§ Directions
Give the number of lines that contain the string "case", please, and nothing else.

§ Records for the task
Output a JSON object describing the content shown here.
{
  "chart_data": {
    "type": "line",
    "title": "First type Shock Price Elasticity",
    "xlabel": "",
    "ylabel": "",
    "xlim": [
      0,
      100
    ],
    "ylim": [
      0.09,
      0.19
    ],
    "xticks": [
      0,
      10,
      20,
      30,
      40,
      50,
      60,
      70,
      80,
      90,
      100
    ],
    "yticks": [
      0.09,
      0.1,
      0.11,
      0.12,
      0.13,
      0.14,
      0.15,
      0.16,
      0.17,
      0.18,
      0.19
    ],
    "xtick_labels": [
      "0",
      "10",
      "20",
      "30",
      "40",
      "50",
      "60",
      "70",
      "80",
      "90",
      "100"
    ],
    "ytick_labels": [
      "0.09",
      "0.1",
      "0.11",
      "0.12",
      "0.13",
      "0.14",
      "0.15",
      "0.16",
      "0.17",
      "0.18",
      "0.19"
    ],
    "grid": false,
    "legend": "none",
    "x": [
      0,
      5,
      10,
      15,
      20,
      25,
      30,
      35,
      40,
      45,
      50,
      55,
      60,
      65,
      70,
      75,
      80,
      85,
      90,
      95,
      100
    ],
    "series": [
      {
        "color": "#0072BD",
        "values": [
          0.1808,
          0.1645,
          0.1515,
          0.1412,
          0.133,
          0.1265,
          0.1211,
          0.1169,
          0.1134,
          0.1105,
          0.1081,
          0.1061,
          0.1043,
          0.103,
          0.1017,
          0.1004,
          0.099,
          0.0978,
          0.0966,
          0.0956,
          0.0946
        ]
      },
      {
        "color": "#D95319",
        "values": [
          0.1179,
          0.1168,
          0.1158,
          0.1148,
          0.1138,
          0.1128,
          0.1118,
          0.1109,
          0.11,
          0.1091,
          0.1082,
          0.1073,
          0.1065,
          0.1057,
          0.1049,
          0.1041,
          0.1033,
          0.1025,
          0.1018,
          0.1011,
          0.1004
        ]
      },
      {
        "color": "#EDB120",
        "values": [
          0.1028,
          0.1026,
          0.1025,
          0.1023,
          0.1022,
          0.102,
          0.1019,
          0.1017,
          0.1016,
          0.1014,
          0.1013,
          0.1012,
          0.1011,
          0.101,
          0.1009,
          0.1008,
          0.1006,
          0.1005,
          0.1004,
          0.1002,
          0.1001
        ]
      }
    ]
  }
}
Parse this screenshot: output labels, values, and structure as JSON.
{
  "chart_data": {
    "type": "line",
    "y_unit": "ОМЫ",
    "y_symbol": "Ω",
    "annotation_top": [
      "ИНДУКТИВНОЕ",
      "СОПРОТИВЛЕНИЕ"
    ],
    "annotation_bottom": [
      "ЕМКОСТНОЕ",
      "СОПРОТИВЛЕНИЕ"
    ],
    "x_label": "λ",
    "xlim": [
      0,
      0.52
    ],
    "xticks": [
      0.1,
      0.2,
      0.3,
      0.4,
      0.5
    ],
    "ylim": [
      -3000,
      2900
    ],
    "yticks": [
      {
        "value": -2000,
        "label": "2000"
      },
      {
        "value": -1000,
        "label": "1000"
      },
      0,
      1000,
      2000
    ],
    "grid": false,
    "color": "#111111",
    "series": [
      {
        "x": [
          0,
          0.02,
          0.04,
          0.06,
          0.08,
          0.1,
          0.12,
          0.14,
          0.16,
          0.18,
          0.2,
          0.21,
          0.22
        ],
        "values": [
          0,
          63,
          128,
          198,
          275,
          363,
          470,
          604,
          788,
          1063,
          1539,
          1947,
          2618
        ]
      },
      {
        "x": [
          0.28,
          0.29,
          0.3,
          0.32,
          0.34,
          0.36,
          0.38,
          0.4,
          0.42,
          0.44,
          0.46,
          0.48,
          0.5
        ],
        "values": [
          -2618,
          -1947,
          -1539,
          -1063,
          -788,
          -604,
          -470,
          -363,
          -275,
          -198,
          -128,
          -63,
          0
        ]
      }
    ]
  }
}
...
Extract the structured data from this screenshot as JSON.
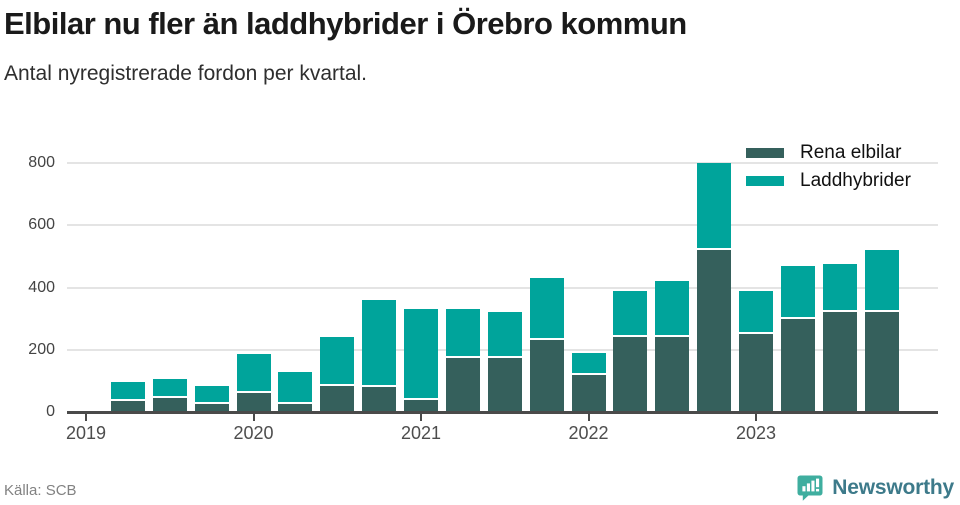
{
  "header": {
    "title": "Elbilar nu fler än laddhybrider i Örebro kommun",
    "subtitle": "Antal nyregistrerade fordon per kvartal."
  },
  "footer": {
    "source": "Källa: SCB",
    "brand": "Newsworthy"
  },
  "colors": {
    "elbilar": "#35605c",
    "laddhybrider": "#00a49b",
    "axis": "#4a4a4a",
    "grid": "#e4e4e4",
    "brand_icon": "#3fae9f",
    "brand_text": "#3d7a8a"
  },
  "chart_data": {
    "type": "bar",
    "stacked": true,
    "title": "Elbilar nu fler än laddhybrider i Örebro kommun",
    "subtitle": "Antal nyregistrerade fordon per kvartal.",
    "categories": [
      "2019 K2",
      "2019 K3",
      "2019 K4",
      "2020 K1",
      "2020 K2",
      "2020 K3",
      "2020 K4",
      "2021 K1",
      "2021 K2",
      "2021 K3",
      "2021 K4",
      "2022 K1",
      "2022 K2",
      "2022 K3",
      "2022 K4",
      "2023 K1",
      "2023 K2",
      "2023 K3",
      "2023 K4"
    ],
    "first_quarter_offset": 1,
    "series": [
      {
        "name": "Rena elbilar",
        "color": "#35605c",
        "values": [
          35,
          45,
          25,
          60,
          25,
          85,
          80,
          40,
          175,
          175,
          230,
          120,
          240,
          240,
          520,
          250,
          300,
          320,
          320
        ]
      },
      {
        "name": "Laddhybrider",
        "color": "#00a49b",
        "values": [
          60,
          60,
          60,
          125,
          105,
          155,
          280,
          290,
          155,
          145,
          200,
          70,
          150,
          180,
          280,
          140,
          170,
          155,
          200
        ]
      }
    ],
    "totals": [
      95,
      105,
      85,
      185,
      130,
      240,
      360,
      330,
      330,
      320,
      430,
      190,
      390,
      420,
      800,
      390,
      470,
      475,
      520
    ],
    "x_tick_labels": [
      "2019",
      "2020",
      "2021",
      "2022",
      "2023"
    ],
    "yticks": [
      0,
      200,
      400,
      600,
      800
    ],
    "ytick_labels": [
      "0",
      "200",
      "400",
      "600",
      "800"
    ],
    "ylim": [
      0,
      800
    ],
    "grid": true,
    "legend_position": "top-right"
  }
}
* * *
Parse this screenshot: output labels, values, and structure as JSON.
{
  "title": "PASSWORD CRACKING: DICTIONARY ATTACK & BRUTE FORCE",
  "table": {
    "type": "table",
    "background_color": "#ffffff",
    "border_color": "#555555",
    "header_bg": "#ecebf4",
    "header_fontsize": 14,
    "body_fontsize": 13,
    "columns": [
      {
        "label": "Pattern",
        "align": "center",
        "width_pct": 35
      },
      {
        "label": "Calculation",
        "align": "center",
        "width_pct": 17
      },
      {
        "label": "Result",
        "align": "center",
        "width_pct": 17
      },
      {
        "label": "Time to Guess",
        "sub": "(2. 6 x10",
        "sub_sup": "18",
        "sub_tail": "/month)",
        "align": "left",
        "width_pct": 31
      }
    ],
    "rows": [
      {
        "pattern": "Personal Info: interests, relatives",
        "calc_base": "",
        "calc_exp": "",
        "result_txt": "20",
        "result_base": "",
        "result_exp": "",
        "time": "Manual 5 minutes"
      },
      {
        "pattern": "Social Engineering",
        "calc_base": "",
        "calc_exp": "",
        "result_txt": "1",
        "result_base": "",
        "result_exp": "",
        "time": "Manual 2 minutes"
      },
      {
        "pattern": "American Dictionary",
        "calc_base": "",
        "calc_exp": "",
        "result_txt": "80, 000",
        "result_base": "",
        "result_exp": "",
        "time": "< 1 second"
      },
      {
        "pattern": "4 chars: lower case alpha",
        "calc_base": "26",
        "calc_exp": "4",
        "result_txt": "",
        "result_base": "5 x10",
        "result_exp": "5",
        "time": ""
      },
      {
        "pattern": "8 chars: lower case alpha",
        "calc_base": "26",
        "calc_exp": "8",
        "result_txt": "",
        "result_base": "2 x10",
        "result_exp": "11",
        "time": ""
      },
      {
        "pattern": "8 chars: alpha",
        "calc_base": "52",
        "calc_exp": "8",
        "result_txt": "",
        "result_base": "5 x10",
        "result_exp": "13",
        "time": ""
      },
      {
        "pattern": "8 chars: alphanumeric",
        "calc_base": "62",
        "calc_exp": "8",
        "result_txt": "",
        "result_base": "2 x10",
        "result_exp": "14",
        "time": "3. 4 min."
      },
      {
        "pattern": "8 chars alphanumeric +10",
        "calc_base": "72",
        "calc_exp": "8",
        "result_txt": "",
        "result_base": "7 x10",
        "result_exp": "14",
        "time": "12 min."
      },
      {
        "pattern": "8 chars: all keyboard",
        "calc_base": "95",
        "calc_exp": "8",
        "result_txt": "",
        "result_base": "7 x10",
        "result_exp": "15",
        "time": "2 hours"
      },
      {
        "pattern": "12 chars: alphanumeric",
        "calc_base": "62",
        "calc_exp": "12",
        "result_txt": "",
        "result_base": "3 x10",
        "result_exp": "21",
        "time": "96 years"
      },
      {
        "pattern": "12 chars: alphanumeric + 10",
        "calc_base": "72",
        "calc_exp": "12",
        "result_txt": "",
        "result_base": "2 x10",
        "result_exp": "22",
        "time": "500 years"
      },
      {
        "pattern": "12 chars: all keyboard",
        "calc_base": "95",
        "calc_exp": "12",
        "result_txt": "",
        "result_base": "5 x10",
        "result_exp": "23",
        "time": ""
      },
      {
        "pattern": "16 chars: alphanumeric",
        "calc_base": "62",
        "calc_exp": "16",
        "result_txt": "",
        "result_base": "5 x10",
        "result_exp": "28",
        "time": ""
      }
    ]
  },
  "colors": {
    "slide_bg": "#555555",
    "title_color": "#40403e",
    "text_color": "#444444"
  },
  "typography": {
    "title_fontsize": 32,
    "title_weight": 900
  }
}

§ Answer to this exercise
2